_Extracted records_
════════════════
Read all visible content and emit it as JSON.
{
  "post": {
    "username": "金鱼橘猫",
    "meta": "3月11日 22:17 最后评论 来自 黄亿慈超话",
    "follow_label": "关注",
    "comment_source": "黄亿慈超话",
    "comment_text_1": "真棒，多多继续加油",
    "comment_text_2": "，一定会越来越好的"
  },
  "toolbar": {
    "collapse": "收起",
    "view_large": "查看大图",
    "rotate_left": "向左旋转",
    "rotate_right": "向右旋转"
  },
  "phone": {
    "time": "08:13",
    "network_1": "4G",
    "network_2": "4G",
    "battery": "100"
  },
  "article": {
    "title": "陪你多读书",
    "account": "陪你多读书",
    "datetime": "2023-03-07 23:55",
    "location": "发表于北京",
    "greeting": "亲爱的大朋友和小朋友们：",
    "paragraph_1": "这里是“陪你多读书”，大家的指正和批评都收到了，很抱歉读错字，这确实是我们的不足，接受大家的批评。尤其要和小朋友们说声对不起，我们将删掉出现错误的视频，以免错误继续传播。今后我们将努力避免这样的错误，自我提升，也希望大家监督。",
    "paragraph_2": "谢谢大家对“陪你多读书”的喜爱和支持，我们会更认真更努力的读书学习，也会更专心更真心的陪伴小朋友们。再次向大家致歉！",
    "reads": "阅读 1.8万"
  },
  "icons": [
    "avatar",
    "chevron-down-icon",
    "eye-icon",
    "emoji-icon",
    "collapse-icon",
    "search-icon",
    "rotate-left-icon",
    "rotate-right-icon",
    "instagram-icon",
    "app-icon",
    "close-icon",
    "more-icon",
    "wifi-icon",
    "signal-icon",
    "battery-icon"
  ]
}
════════════════
_Request_
Filter the data, keeping only the lines that contain "黄亿慈超话".

_Answer to the problem_
    "meta": "3月11日 22:17 最后评论 来自 黄亿慈超话",
    "comment_source": "黄亿慈超话",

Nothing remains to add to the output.